**WHAT NEEDS TO BE DONE:** Write out the entries again exactly as they are given.

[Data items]

## Start

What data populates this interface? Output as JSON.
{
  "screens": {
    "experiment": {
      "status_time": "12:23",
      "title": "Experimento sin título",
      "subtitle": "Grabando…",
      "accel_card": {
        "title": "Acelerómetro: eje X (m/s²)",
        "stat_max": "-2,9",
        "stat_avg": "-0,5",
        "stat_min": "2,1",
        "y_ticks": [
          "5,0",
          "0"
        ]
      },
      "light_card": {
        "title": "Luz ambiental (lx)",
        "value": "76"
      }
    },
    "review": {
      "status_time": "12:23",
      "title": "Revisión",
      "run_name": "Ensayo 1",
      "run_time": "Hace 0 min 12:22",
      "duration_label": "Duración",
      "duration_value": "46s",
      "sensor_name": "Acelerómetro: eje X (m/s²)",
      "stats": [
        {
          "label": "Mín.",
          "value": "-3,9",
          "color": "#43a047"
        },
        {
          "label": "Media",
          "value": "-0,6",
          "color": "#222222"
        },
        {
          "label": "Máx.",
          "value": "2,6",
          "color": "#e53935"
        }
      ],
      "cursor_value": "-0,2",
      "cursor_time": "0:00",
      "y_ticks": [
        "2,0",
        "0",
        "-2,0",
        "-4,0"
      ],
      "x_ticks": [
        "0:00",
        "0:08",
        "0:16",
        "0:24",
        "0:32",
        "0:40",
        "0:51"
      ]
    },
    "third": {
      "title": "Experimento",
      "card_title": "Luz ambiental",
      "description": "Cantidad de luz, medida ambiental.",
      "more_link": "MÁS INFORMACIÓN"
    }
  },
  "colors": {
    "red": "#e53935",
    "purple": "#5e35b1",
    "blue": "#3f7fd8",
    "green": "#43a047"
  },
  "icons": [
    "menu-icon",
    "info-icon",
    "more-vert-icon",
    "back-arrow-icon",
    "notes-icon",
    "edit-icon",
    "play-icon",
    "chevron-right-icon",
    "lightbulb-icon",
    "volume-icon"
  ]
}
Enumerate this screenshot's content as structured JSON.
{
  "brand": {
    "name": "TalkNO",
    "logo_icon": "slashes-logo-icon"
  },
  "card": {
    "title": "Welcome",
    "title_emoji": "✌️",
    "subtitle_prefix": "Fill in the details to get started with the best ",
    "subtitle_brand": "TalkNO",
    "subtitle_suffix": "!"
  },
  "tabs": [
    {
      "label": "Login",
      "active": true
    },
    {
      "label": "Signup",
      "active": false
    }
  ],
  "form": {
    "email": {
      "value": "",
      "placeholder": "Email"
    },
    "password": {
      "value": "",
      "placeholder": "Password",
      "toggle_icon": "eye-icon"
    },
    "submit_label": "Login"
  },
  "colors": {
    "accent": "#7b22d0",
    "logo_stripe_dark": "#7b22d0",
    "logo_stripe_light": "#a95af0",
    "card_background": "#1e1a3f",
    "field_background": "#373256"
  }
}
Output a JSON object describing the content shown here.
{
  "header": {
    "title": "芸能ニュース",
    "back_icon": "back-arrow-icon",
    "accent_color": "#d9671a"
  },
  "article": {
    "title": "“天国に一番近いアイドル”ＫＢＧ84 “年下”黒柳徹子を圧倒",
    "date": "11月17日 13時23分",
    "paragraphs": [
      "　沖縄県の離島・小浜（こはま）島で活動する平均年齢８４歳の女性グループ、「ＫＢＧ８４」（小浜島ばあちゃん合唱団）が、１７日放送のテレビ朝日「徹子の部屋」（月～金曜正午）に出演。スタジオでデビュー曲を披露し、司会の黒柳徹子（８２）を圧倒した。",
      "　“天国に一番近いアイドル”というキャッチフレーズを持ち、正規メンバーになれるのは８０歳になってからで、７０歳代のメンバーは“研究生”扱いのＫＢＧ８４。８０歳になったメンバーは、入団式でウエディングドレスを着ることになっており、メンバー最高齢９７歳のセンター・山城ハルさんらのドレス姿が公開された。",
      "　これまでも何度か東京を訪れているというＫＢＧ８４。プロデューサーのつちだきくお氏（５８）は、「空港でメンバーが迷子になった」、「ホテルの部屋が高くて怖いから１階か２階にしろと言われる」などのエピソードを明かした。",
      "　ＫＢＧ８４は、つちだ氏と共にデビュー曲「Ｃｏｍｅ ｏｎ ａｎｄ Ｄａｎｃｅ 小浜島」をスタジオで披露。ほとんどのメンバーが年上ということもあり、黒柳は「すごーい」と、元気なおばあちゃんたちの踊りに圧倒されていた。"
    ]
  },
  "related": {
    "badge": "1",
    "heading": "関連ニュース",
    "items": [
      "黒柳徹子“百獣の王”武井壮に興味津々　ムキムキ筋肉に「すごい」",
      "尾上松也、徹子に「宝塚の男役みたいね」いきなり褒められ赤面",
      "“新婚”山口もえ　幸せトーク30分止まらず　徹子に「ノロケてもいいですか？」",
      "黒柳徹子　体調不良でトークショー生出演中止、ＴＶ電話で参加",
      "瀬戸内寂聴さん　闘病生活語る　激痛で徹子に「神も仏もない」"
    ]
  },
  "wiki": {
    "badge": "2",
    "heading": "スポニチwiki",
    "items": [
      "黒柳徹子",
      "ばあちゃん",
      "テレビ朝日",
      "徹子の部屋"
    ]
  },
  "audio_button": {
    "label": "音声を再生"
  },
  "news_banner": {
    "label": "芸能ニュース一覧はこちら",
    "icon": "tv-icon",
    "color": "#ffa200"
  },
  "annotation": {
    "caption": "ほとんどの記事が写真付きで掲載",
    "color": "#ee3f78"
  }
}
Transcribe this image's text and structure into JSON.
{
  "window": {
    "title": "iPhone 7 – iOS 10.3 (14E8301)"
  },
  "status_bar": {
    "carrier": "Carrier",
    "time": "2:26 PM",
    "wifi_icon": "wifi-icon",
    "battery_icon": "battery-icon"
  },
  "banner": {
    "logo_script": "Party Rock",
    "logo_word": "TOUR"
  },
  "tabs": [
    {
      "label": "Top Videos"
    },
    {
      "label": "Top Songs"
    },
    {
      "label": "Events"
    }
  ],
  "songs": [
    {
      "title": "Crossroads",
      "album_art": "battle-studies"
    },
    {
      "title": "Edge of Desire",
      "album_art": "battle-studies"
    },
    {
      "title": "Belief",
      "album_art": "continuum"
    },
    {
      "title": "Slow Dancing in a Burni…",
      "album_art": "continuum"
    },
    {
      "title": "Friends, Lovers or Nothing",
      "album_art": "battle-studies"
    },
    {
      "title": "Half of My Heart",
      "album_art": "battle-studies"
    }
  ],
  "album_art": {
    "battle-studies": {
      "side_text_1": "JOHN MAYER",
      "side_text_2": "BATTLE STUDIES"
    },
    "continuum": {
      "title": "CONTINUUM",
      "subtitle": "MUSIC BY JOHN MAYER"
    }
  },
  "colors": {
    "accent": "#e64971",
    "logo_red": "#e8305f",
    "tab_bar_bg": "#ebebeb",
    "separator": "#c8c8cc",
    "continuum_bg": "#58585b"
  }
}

## End

**CORRECT RESULT:**
What data populates this interface? Output as JSON.
{
  "screens": {
    "experiment": {
      "status_time": "12:23",
      "title": "Experimento sin título",
      "subtitle": "Grabando…",
      "accel_card": {
        "title": "Acelerómetro: eje X (m/s²)",
        "stat_max": "-2,9",
        "stat_avg": "-0,5",
        "stat_min": "2,1",
        "y_ticks": [
          "5,0",
          "0"
        ]
      },
      "light_card": {
        "title": "Luz ambiental (lx)",
        "value": "76"
      }
    },
    "review": {
      "status_time": "12:23",
      "title": "Revisión",
      "run_name": "Ensayo 1",
      "run_time": "Hace 0 min 12:22",
      "duration_label": "Duración",
      "duration_value": "46s",
      "sensor_name": "Acelerómetro: eje X (m/s²)",
      "stats": [
        {
          "label": "Mín.",
          "value": "-3,9",
          "color": "#43a047"
        },
        {
          "label": "Media",
          "value": "-0,6",
          "color": "#222222"
        },
        {
          "label": "Máx.",
          "value": "2,6",
          "color": "#e53935"
        }
      ],
      "cursor_value": "-0,2",
      "cursor_time": "0:00",
      "y_ticks": [
        "2,0",
        "0",
        "-2,0",
        "-4,0"
      ],
      "x_ticks": [
        "0:00",
        "0:08",
        "0:16",
        "0:24",
        "0:32",
        "0:40",
        "0:51"
      ]
    },
    "third": {
      "title": "Experimento",
      "card_title": "Luz ambiental",
      "description": "Cantidad de luz, medida ambiental.",
      "more_link": "MÁS INFORMACIÓN"
    }
  },
  "colors": {
    "red": "#e53935",
    "purple": "#5e35b1",
    "blue": "#3f7fd8",
    "green": "#43a047"
  },
  "icons": [
    "menu-icon",
    "info-icon",
    "more-vert-icon",
    "back-arrow-icon",
    "notes-icon",
    "edit-icon",
    "play-icon",
    "chevron-right-icon",
    "lightbulb-icon",
    "volume-icon"
  ]
}
Enumerate this screenshot's content as structured JSON.
{
  "brand": {
    "name": "TalkNO",
    "logo_icon": "slashes-logo-icon"
  },
  "card": {
    "title": "Welcome",
    "title_emoji": "✌️",
    "subtitle_prefix": "Fill in the details to get started with the best ",
    "subtitle_brand": "TalkNO",
    "subtitle_suffix": "!"
  },
  "tabs": [
    {
      "label": "Login",
      "active": true
    },
    {
      "label": "Signup",
      "active": false
    }
  ],
  "form": {
    "email": {
      "value": "",
      "placeholder": "Email"
    },
    "password": {
      "value": "",
      "placeholder": "Password",
      "toggle_icon": "eye-icon"
    },
    "submit_label": "Login"
  },
  "colors": {
    "accent": "#7b22d0",
    "logo_stripe_dark": "#7b22d0",
    "logo_stripe_light": "#a95af0",
    "card_background": "#1e1a3f",
    "field_background": "#373256"
  }
}
Output a JSON object describing the content shown here.
{
  "header": {
    "title": "芸能ニュース",
    "back_icon": "back-arrow-icon",
    "accent_color": "#d9671a"
  },
  "article": {
    "title": "“天国に一番近いアイドル”ＫＢＧ84 “年下”黒柳徹子を圧倒",
    "date": "11月17日 13時23分",
    "paragraphs": [
      "　沖縄県の離島・小浜（こはま）島で活動する平均年齢８４歳の女性グループ、「ＫＢＧ８４」（小浜島ばあちゃん合唱団）が、１７日放送のテレビ朝日「徹子の部屋」（月～金曜正午）に出演。スタジオでデビュー曲を披露し、司会の黒柳徹子（８２）を圧倒した。",
      "　“天国に一番近いアイドル”というキャッチフレーズを持ち、正規メンバーになれるのは８０歳になってからで、７０歳代のメンバーは“研究生”扱いのＫＢＧ８４。８０歳になったメンバーは、入団式でウエディングドレスを着ることになっており、メンバー最高齢９７歳のセンター・山城ハルさんらのドレス姿が公開された。",
      "　これまでも何度か東京を訪れているというＫＢＧ８４。プロデューサーのつちだきくお氏（５８）は、「空港でメンバーが迷子になった」、「ホテルの部屋が高くて怖いから１階か２階にしろと言われる」などのエピソードを明かした。",
      "　ＫＢＧ８４は、つちだ氏と共にデビュー曲「Ｃｏｍｅ ｏｎ ａｎｄ Ｄａｎｃｅ 小浜島」をスタジオで披露。ほとんどのメンバーが年上ということもあり、黒柳は「すごーい」と、元気なおばあちゃんたちの踊りに圧倒されていた。"
    ]
  },
  "related": {
    "badge": "1",
    "heading": "関連ニュース",
    "items": [
      "黒柳徹子“百獣の王”武井壮に興味津々　ムキムキ筋肉に「すごい」",
      "尾上松也、徹子に「宝塚の男役みたいね」いきなり褒められ赤面",
      "“新婚”山口もえ　幸せトーク30分止まらず　徹子に「ノロケてもいいですか？」",
      "黒柳徹子　体調不良でトークショー生出演中止、ＴＶ電話で参加",
      "瀬戸内寂聴さん　闘病生活語る　激痛で徹子に「神も仏もない」"
    ]
  },
  "wiki": {
    "badge": "2",
    "heading": "スポニチwiki",
    "items": [
      "黒柳徹子",
      "ばあちゃん",
      "テレビ朝日",
      "徹子の部屋"
    ]
  },
  "audio_button": {
    "label": "音声を再生"
  },
  "news_banner": {
    "label": "芸能ニュース一覧はこちら",
    "icon": "tv-icon",
    "color": "#ffa200"
  },
  "annotation": {
    "caption": "ほとんどの記事が写真付きで掲載",
    "color": "#ee3f78"
  }
}
Transcribe this image's text and structure into JSON.
{
  "window": {
    "title": "iPhone 7 – iOS 10.3 (14E8301)"
  },
  "status_bar": {
    "carrier": "Carrier",
    "time": "2:26 PM",
    "wifi_icon": "wifi-icon",
    "battery_icon": "battery-icon"
  },
  "banner": {
    "logo_script": "Party Rock",
    "logo_word": "TOUR"
  },
  "tabs": [
    {
      "label": "Top Videos"
    },
    {
      "label": "Top Songs"
    },
    {
      "label": "Events"
    }
  ],
  "songs": [
    {
      "title": "Crossroads",
      "album_art": "battle-studies"
    },
    {
      "title": "Edge of Desire",
      "album_art": "battle-studies"
    },
    {
      "title": "Belief",
      "album_art": "continuum"
    },
    {
      "title": "Slow Dancing in a Burni…",
      "album_art": "continuum"
    },
    {
      "title": "Friends, Lovers or Nothing",
      "album_art": "battle-studies"
    },
    {
      "title": "Half of My Heart",
      "album_art": "battle-studies"
    }
  ],
  "album_art": {
    "battle-studies": {
      "side_text_1": "JOHN MAYER",
      "side_text_2": "BATTLE STUDIES"
    },
    "continuum": {
      "title": "CONTINUUM",
      "subtitle": "MUSIC BY JOHN MAYER"
    }
  },
  "colors": {
    "accent": "#e64971",
    "logo_red": "#e8305f",
    "tab_bar_bg": "#ebebeb",
    "separator": "#c8c8cc",
    "continuum_bg": "#58585b"
  }
}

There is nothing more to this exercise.